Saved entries
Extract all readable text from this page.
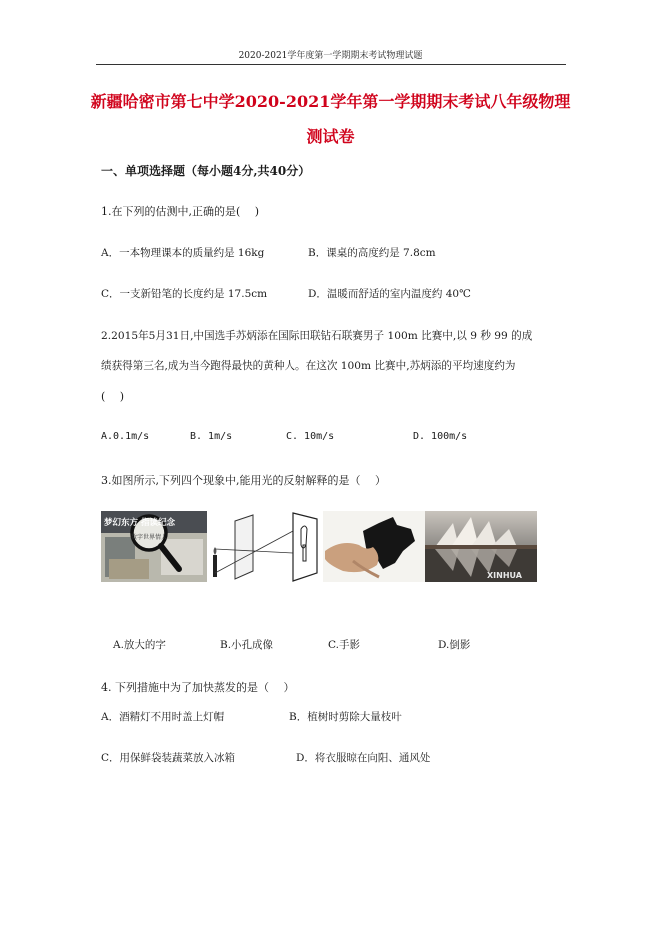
2020-2021学年度第一学期期末考试物理试题
新疆哈密市第七中学2020-2021学年第一学期期末考试八年级物理
测试卷
一、单项选择题（每小题4分,共40分）
1.在下列的估测中,正确的是(　 )
A．一本物理课本的质量约是 16kg	B．课桌的高度约是 7.8cm
C．一支新铅笔的长度约是 17.5cm	D．温暖而舒适的室内温度约 40℃
2.2015年5月31日,中国选手苏炳添在国际田联钻石联赛男子 100m 比赛中,以 9 秒 99 的成
绩获得第三名,成为当今跑得最快的黄种人。在这次 100m 比赛中,苏炳添的平均速度约为
(　 )
A.0.1m/s	B. 1m/s	C. 10m/s	D. 100m/s
3.如图所示,下列四个现象中,能用光的反射解释的是（　 ）
梦幻东方 指读纪念
数字世界情人
XINHUA
A.放大的字	B.小孔成像	C.手影	D.倒影
4. 下列措施中为了加快蒸发的是（　 ）
A．酒精灯不用时盖上灯帽	B．植树时剪除大量枝叶
C．用保鲜袋装蔬菜放入冰箱	D．将衣服晾在向阳、通风处
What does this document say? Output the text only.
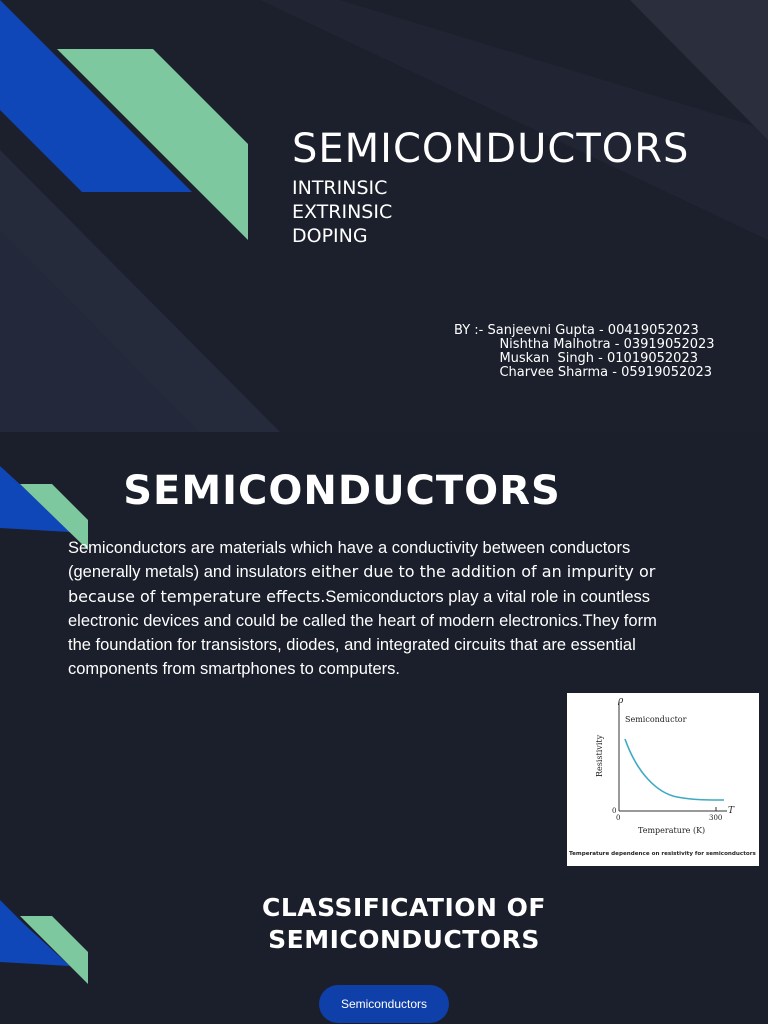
SEMICONDUCTORS
INTRINSIC
EXTRINSIC
DOPING
BY :- Sanjeevni Gupta - 00419052023
Nishtha Malhotra - 03919052023
Muskan  Singh - 01019052023
Charvee Sharma - 05919052023
SEMICONDUCTORS

Semiconductors are materials which have a conductivity between conductors (generally metals) and insulators either due to the addition of an impurity or because of temperature effects.Semiconductors play a vital role in countless electronic devices and could be called the heart of modern electronics.They form the foundation for transistors, diodes, and integrated circuits that are essential components from smartphones to computers.

ρ
T
Semiconductor
Resistivity
0
0	300
Temperature (K)
Temperature dependence on resistivity for semiconductors
CLASSIFICATION OF
SEMICONDUCTORS
Semiconductors
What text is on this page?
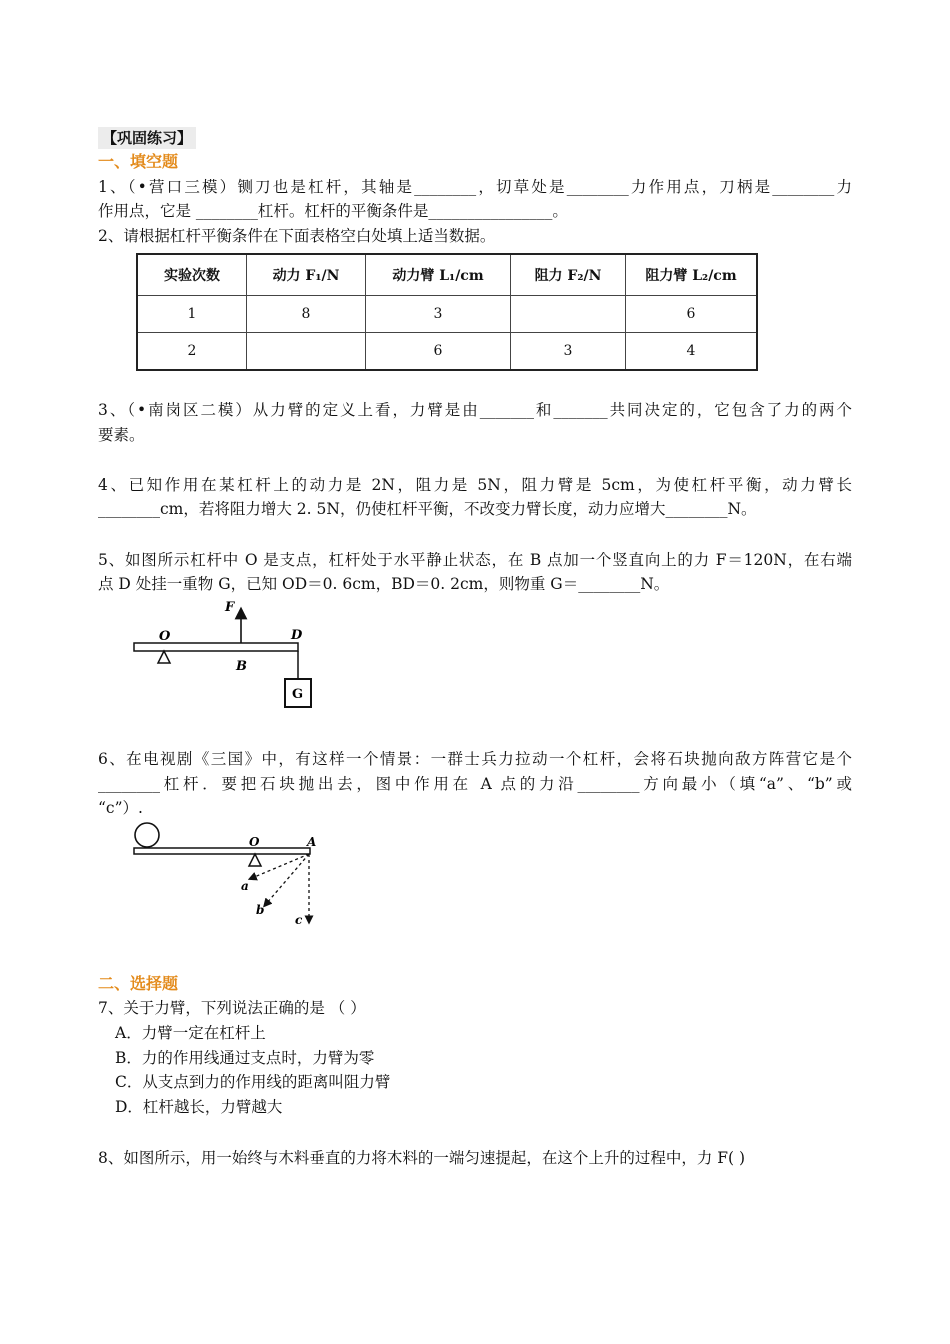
【巩固练习】
一、填空题
1、（•营口三模）铡刀也是杠杆，其轴是________，切草处是________力作用点，刀柄是________力
作用点，它是 ________杠杆。杠杆的平衡条件是________________。
2、请根据杠杆平衡条件在下面表格空白处填上适当数据。
实验次数	动力 F₁/N	动力臂 L₁/cm	阻力 F₂/N	阻力臂 L₂/cm
1	8	3		6
2		6	3	4
3、（•南岗区二模）从力臂的定义上看，力臂是由_______和_______共同决定的，它包含了力的两个
要素。
4、已知作用在某杠杆上的动力是 2N，阻力是 5N，阻力臂是 5cm，为使杠杆平衡，动力臂长
________cm，若将阻力增大 2. 5N，仍使杠杆平衡，不改变力臂长度，动力应增大________N。
5、如图所示杠杆中 O 是支点，杠杆处于水平静止状态，在 B 点加一个竖直向上的力 F＝120N，在右端
点 D 处挂一重物 G，已知 OD＝0. 6cm，BD＝0. 2cm，则物重 G＝________N。
F
O
B
D
G
6、在电视剧《三国》中，有这样一个情景：一群士兵力拉动一个杠杆，会将石块抛向敌方阵营它是个
________杠杆．要把石块抛出去，图中作用在 A 点的力沿________方向最小（填“a”、“b”或
“c”）.
O	A
a
b
c
二、选择题
7、关于力臂，下列说法正确的是 （ ）
A．力臂一定在杠杆上
B．力的作用线通过支点时，力臂为零
C．从支点到力的作用线的距离叫阻力臂
D．杠杆越长，力臂越大
8、如图所示，用一始终与木料垂直的力将木料的一端匀速提起，在这个上升的过程中，力 F( )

*To do*. Select from the material above each line in which the string "What" appears, and list those lines.

*Exercise answer*.
What does this document say? Output the text only.
What text is on this page?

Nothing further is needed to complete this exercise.